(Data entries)

%%

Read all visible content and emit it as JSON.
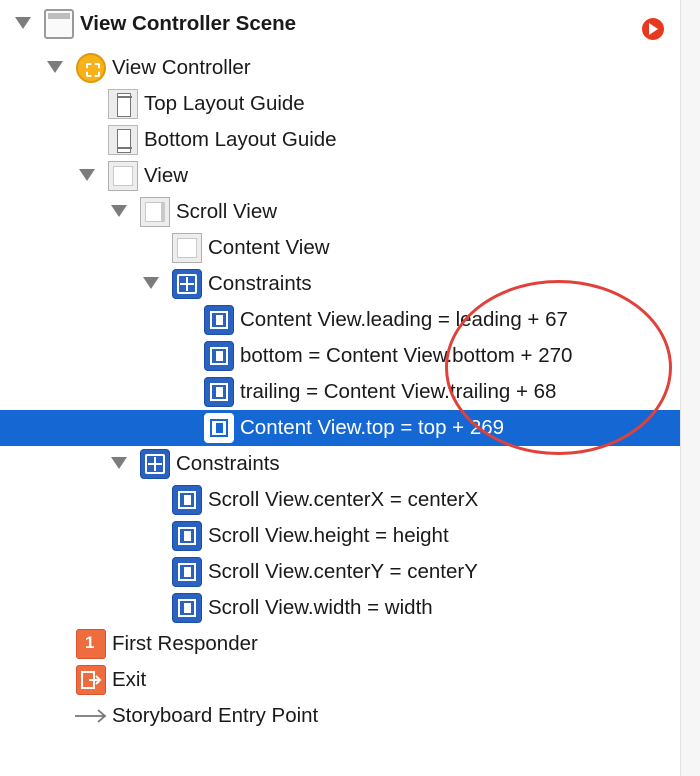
{
  "scene": {
    "title": "View Controller Scene"
  },
  "view_controller": {
    "label": "View Controller"
  },
  "top_layout_guide": {
    "label": "Top Layout Guide"
  },
  "bottom_layout_guide": {
    "label": "Bottom Layout Guide"
  },
  "view": {
    "label": "View"
  },
  "scroll_view": {
    "label": "Scroll View"
  },
  "content_view": {
    "label": "Content View"
  },
  "inner_constraints": {
    "label": "Constraints",
    "items": [
      "Content View.leading = leading + 67",
      "bottom = Content View.bottom + 270",
      "trailing = Content View.trailing + 68",
      "Content View.top = top + 269"
    ]
  },
  "outer_constraints": {
    "label": "Constraints",
    "items": [
      "Scroll View.centerX = centerX",
      "Scroll View.height = height",
      "Scroll View.centerY = centerY",
      "Scroll View.width = width"
    ]
  },
  "first_responder": {
    "label": "First Responder",
    "badge": "1"
  },
  "exit": {
    "label": "Exit"
  },
  "entry_point": {
    "label": "Storyboard Entry Point"
  },
  "colors": {
    "selection": "#1567d3",
    "constraint_icon": "#2a62c1",
    "view_controller_icon": "#f7b21b",
    "proxy_icon": "#ef6c3e",
    "annotation_circle": "#e0413b",
    "warning_arrow": "#e8391f"
  },
  "icons": {
    "scene": "scene-icon",
    "view_controller": "view-controller-icon",
    "layout_guide": "layout-guide-icon",
    "view": "view-icon",
    "constraints": "constraints-icon",
    "constraint": "constraint-icon",
    "first_responder": "first-responder-icon",
    "exit": "exit-icon",
    "entry_point": "arrow-right-icon",
    "scene_warning": "warning-arrow-icon"
  },
  "selected_row": "Content View.top = top + 269"
}
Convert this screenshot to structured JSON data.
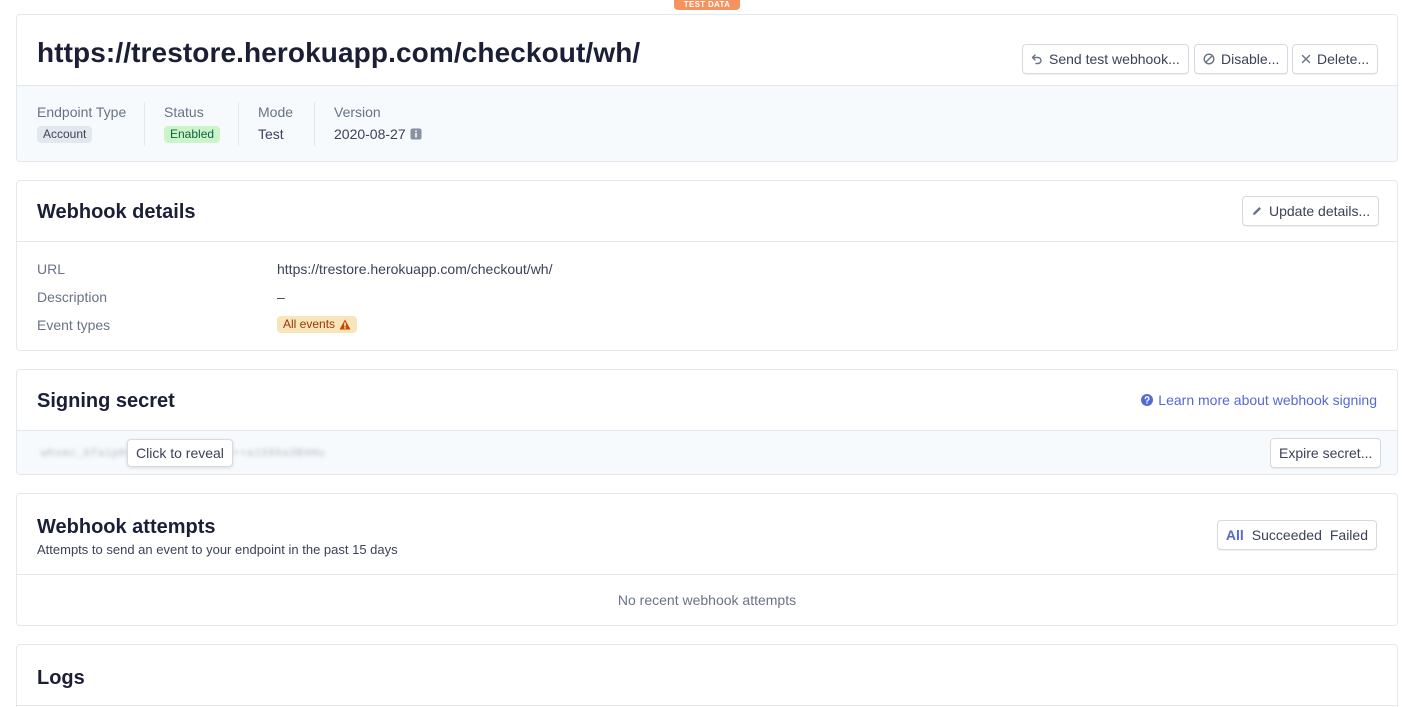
{
  "banner": {
    "label": "TEST DATA"
  },
  "header": {
    "title": "https://trestore.herokuapp.com/checkout/wh/",
    "buttons": {
      "send_test": "Send test webhook...",
      "disable": "Disable...",
      "delete": "Delete..."
    },
    "meta": [
      {
        "label": "Endpoint Type",
        "value": "Account"
      },
      {
        "label": "Status",
        "value": "Enabled"
      },
      {
        "label": "Mode",
        "value": "Test"
      },
      {
        "label": "Version",
        "value": "2020-08-27"
      }
    ]
  },
  "details": {
    "title": "Webhook details",
    "update_label": "Update details...",
    "rows": [
      {
        "label": "URL",
        "value": "https://trestore.herokuapp.com/checkout/wh/"
      },
      {
        "label": "Description",
        "value": "–"
      },
      {
        "label": "Event types",
        "value": "All events"
      }
    ]
  },
  "secret": {
    "title": "Signing secret",
    "learn_link": "Learn more about webhook signing",
    "masked": "whsec_6fa1pH•••••••••••••••••a1S9Xa3B4Hu",
    "reveal_label": "Click to reveal",
    "expire_label": "Expire secret..."
  },
  "attempts": {
    "title": "Webhook attempts",
    "subtitle": "Attempts to send an event to your endpoint in the past 15 days",
    "filters": [
      "All",
      "Succeeded",
      "Failed"
    ],
    "active_filter": "All",
    "empty_text": "No recent webhook attempts"
  },
  "logs": {
    "title": "Logs"
  },
  "colors": {
    "accent": "#5469d4",
    "banner": "#f5925e",
    "enabled_bg": "#cbf4c9",
    "warning_bg": "#f8e5b9"
  }
}
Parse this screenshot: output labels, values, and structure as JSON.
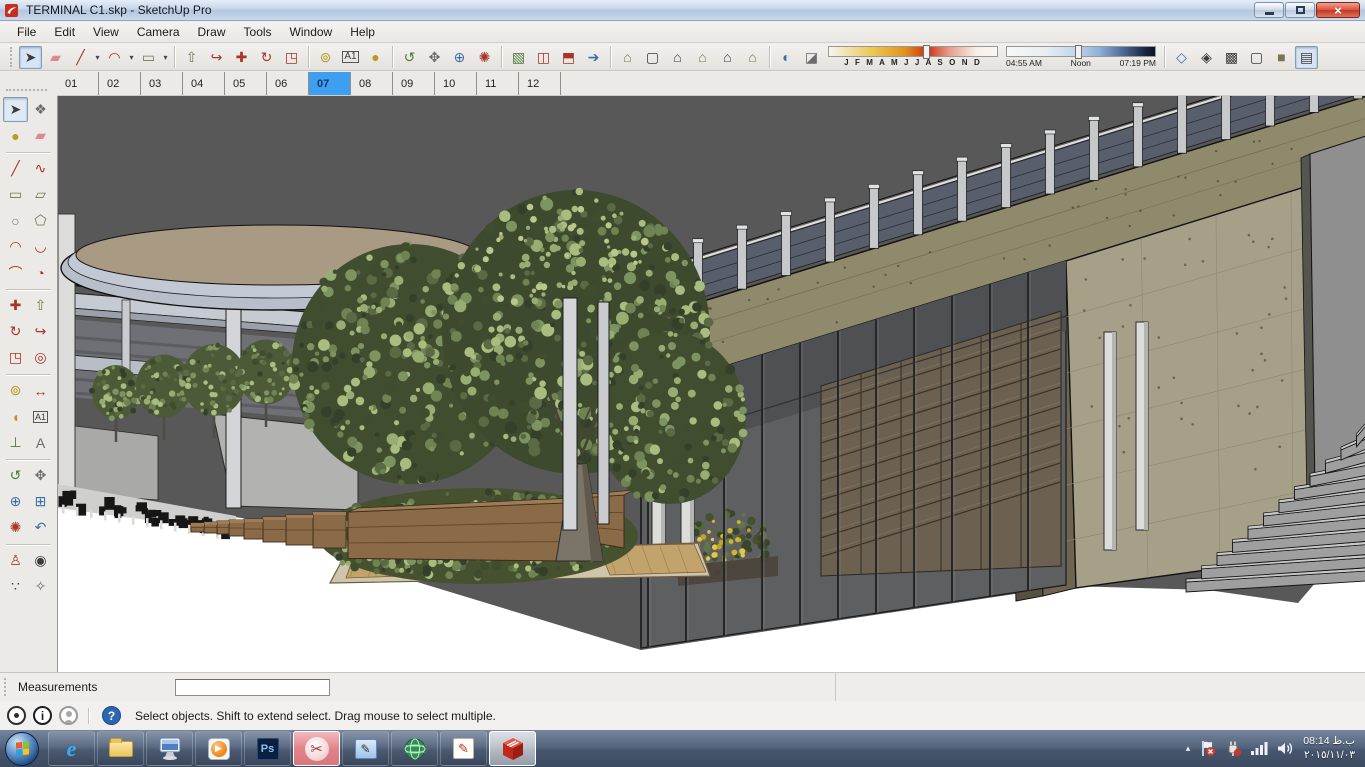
{
  "window": {
    "title": "TERMINAL C1.skp - SketchUp Pro"
  },
  "menu": {
    "items": [
      "File",
      "Edit",
      "View",
      "Camera",
      "Draw",
      "Tools",
      "Window",
      "Help"
    ]
  },
  "shadow_toolbar": {
    "months": "J F M A M J J A S O N D",
    "time_start": "04:55 AM",
    "time_mid": "Noon",
    "time_end": "07:19 PM"
  },
  "scene_tabs": [
    "01",
    "02",
    "03",
    "04",
    "05",
    "06",
    "07",
    "08",
    "09",
    "10",
    "11",
    "12"
  ],
  "measurements": {
    "label": "Measurements",
    "value": ""
  },
  "status": {
    "message": "Select objects. Shift to extend select. Drag mouse to select multiple."
  },
  "tray": {
    "time": "08:14 ب.ظ",
    "date": "٢٠١٥/١١/٠٣"
  },
  "icons": {
    "select": "➤",
    "make_component": "❖",
    "paint": "●",
    "eraser": "▰",
    "line": "╱",
    "freehand": "∿",
    "rectangle": "▭",
    "rotated_rectangle": "▱",
    "circle": "○",
    "polygon": "⬠",
    "arc": "◠",
    "arc2": "◡",
    "arc3": "⌒",
    "pie": "◔",
    "move": "✚",
    "push_pull": "⇧",
    "rotate": "↻",
    "follow_me": "↪",
    "scale": "◳",
    "offset": "◎",
    "tape": "⊚",
    "dimension": "↔",
    "protractor": "◖",
    "text": "A1",
    "axes": "⊥",
    "text3d": "A",
    "orbit": "↺",
    "pan": "✥",
    "zoom": "⊕",
    "zoom_window": "⊞",
    "zoom_extents": "✺",
    "zoom_previous": "↶",
    "position_camera": "♙",
    "look_around": "◉",
    "walk": "∵",
    "section_plane": "✧",
    "add_location": "▧",
    "get_models": "◫",
    "share_model": "⬒",
    "send_layout": "➔",
    "view_iso": "⌂",
    "view_top": "▢",
    "view_front": "⌂",
    "view_right": "⌂",
    "view_back": "⌂",
    "view_left": "⌂",
    "shadow_dialog": "◐",
    "shadow_toggle": "◪",
    "xray": "◇",
    "back_edges": "◈",
    "wireframe": "▩",
    "hidden_line": "▢",
    "shaded": "■",
    "shaded_textures": "▤",
    "dropdown": "▾",
    "chevron_up": "▴",
    "ie": "e",
    "play": "▶",
    "ps": "Ps",
    "scissors": "✂",
    "pencil": "✎",
    "close": "×"
  }
}
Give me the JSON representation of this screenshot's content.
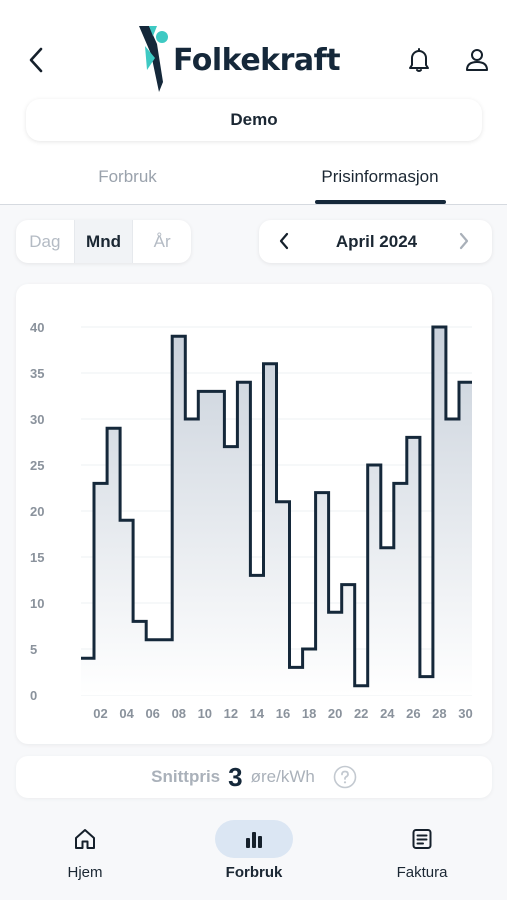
{
  "header": {
    "logo_text": "Folkekraft",
    "account_name": "Demo"
  },
  "tabs": [
    {
      "label": "Forbruk",
      "active": false
    },
    {
      "label": "Prisinformasjon",
      "active": true
    }
  ],
  "period_selector": {
    "options": [
      "Dag",
      "Mnd",
      "År"
    ],
    "selected": "Mnd"
  },
  "date_picker": {
    "label": "April 2024"
  },
  "chart_data": {
    "type": "step",
    "unit": "øre/kWh",
    "x": [
      1,
      2,
      3,
      4,
      5,
      6,
      7,
      8,
      9,
      10,
      11,
      12,
      13,
      14,
      15,
      16,
      17,
      18,
      19,
      20,
      21,
      22,
      23,
      24,
      25,
      26,
      27,
      28,
      29,
      30
    ],
    "values": [
      4,
      23,
      29,
      19,
      8,
      6,
      6,
      39,
      30,
      33,
      33,
      27,
      34,
      13,
      36,
      21,
      3,
      5,
      22,
      9,
      12,
      1,
      25,
      16,
      23,
      28,
      2,
      40,
      30,
      34
    ],
    "x_tick_labels": [
      "02",
      "04",
      "06",
      "08",
      "10",
      "12",
      "14",
      "16",
      "18",
      "20",
      "22",
      "24",
      "26",
      "28",
      "30"
    ],
    "y_ticks": [
      0,
      5,
      10,
      15,
      20,
      25,
      30,
      35,
      40
    ],
    "ylim": [
      0,
      40
    ],
    "grid": true,
    "line_color": "#15283a",
    "fill_color_top": "#c9d1db",
    "fill_color_bottom": "#ffffff"
  },
  "average": {
    "label": "Snittpris",
    "value": "3",
    "unit": "øre/kWh"
  },
  "bottom_nav": [
    {
      "label": "Hjem",
      "icon": "home-icon",
      "active": false
    },
    {
      "label": "Forbruk",
      "icon": "bar-chart-icon",
      "active": true
    },
    {
      "label": "Faktura",
      "icon": "invoice-icon",
      "active": false
    }
  ],
  "colors": {
    "brand": "#15283a",
    "accent": "#3ec9c3",
    "nav_selected_bg": "#dbe6f3"
  }
}
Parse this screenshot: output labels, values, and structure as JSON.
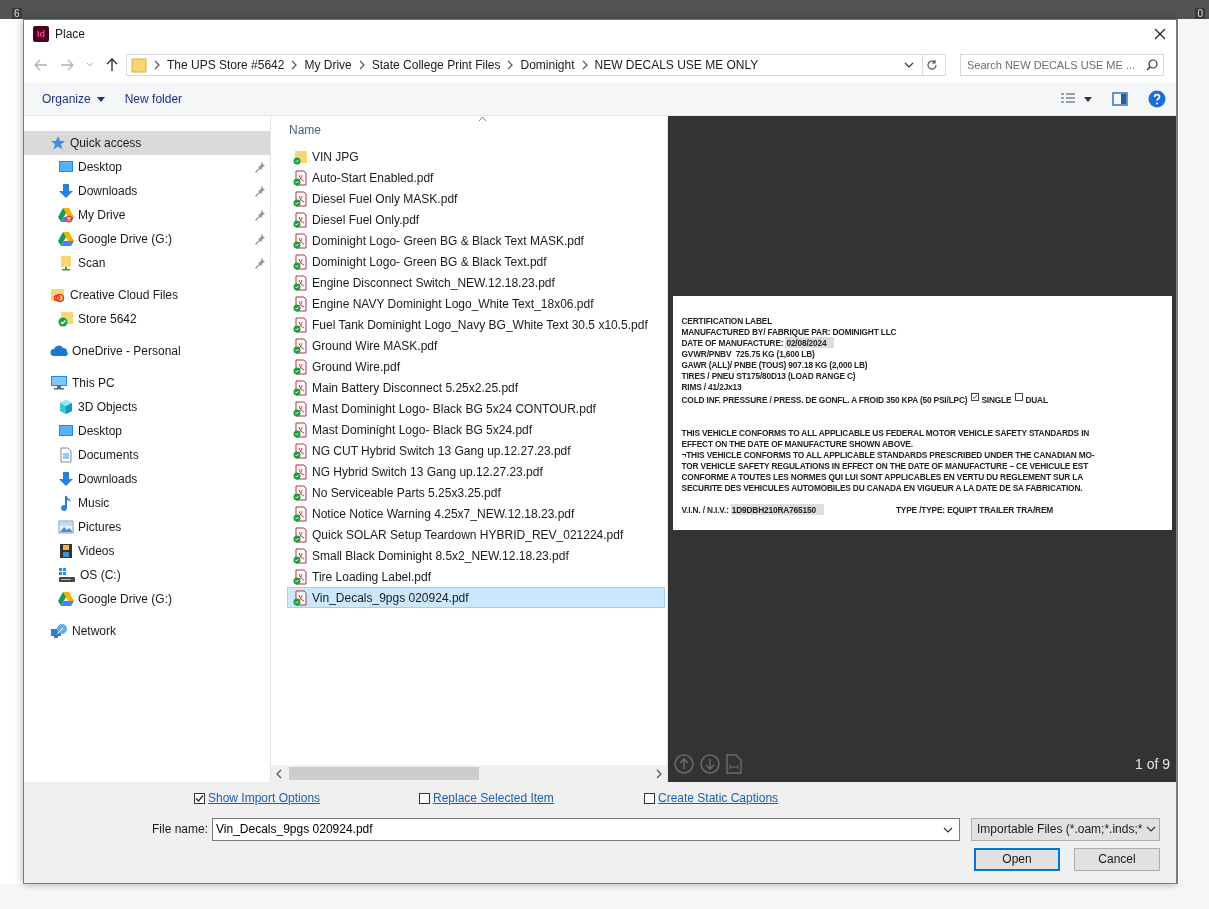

%%

§ DO THIS: Find the word "herokuapp" in the material, then list each line that holds it.

§ THE RESPONSE:
    "title": "https://trestore.herokuapp.com/checkout/wh/",
        "value": "https://trestore.herokuapp.com/checkout/wh/"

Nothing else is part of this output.